# START OF Working data

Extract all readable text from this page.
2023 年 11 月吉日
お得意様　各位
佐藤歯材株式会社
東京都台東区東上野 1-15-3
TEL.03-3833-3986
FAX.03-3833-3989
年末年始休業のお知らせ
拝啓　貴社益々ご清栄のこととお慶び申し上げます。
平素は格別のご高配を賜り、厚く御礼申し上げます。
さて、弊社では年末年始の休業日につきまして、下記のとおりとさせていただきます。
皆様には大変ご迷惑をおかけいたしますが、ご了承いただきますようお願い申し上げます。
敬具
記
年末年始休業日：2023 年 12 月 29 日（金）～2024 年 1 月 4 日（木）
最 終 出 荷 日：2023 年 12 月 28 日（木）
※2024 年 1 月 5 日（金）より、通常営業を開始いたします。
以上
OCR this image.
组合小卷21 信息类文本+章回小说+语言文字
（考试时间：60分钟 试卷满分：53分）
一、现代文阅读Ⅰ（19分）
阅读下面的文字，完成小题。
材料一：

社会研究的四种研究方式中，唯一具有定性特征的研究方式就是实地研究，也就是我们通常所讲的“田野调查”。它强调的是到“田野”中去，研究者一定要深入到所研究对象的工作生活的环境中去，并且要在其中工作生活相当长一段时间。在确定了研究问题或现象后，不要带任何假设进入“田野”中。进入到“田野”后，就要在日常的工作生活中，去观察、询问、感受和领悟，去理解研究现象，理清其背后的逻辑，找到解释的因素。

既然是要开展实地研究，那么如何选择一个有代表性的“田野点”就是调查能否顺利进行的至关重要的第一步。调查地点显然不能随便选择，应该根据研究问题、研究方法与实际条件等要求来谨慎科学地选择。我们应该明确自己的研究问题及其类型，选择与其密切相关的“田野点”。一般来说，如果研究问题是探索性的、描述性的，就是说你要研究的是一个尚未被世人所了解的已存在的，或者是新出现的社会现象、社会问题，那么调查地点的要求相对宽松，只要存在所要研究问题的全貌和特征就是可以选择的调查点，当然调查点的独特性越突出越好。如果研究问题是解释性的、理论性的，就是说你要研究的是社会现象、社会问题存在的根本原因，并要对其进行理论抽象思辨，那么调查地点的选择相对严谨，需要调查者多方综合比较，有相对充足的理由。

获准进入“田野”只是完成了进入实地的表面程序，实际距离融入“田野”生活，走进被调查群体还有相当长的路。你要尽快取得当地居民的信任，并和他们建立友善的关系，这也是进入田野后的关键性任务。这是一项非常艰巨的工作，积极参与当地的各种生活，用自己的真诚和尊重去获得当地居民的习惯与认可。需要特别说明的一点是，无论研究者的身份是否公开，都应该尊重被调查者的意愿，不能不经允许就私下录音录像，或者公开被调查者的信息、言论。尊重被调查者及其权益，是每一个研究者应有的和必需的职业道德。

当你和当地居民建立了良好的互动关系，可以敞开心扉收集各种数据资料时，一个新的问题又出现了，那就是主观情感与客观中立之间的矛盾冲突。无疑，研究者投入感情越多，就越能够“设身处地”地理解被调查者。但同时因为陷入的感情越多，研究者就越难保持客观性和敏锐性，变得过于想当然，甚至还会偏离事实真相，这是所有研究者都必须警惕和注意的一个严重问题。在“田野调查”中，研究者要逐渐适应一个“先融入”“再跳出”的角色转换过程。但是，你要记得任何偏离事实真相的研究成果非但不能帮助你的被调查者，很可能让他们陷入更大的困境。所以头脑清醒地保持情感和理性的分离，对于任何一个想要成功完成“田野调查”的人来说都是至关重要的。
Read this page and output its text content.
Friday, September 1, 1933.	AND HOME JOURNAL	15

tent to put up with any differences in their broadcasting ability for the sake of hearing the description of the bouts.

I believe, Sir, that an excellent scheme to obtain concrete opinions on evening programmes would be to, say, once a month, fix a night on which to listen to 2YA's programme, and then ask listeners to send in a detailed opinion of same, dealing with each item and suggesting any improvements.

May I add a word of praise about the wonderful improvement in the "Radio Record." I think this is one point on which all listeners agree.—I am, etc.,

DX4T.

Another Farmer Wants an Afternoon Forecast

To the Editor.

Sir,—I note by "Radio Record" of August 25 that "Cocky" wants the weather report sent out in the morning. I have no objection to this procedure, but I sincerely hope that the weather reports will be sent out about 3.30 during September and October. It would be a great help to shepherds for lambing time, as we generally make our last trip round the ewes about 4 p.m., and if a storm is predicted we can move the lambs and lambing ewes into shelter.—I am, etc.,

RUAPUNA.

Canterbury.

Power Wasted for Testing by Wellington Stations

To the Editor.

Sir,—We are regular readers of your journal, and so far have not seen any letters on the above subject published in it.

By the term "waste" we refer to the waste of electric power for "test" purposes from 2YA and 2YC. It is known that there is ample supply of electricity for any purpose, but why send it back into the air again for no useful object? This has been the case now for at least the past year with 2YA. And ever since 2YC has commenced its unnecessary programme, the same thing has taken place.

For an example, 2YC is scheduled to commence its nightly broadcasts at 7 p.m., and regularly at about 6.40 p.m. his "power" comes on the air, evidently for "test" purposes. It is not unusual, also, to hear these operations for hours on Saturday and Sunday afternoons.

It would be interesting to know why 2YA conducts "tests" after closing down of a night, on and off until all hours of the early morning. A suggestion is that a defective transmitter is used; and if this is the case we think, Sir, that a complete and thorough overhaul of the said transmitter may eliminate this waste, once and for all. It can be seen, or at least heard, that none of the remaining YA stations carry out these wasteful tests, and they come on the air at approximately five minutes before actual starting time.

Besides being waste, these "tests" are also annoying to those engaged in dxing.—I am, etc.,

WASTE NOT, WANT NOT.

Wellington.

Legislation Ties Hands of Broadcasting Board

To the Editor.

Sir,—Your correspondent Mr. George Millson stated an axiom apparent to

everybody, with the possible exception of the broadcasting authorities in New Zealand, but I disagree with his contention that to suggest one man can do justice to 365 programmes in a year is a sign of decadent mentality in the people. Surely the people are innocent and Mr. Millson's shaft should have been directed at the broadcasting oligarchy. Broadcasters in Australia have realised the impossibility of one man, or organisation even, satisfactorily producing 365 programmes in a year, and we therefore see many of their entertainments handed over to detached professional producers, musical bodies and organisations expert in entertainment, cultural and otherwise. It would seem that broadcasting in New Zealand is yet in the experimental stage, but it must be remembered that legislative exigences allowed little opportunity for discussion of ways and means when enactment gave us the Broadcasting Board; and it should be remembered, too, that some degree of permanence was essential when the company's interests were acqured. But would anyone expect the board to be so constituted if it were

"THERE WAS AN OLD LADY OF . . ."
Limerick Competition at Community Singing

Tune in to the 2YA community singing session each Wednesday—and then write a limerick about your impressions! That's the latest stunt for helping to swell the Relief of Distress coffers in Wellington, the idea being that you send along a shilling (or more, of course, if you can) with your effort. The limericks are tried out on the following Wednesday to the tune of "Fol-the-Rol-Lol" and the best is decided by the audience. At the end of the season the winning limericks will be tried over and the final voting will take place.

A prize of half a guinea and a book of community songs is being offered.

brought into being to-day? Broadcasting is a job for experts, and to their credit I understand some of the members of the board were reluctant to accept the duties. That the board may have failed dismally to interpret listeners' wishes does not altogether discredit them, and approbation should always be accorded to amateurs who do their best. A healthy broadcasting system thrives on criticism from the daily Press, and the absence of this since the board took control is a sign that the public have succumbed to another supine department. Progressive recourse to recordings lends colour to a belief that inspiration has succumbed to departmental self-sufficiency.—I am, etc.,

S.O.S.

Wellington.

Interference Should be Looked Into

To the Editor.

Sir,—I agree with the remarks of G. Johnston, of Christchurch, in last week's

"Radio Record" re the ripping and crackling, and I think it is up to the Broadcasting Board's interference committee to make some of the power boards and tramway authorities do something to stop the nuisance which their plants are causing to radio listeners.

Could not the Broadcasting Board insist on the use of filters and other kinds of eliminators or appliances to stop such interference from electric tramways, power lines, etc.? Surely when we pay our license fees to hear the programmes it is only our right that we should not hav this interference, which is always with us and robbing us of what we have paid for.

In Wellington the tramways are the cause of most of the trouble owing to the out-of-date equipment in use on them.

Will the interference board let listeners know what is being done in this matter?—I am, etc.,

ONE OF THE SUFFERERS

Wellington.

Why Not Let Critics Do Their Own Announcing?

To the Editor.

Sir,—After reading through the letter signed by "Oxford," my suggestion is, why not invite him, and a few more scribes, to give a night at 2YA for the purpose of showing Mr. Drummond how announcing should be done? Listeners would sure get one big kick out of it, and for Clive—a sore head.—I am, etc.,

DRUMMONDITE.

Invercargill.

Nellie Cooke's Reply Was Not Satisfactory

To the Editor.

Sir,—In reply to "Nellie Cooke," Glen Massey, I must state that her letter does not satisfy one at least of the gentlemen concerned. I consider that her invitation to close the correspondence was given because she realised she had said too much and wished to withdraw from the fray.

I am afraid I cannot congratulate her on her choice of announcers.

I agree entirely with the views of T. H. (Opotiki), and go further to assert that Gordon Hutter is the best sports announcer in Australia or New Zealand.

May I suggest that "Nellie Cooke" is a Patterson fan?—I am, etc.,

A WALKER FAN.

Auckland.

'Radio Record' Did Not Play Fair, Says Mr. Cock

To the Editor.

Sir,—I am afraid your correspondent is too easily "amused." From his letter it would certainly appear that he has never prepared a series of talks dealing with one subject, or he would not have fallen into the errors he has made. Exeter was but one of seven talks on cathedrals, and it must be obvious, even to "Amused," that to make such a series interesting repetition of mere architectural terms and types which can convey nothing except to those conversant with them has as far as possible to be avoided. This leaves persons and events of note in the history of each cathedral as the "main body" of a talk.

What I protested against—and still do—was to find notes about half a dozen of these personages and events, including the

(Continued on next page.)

# END OF Working data

Where a line in the material contains "tests", copy that line.

**Output for this exercise:**
It would be interesting to know why 2YA conducts "tests" after closing down of a night, on and off until all hours of the early morning. A suggestion is that a defective transmitter is used; and if this is the case we think, Sir, that a complete and thorough overhaul of the said transmitter may eliminate this waste, once and for all. It can be seen, or at least heard, that none of the remaining YA stations carry out these wasteful tests, and they come on the air at approximately five minutes before actual starting time.
Besides being waste, these "tests" are also annoying to those engaged in dxing.—I am, etc.,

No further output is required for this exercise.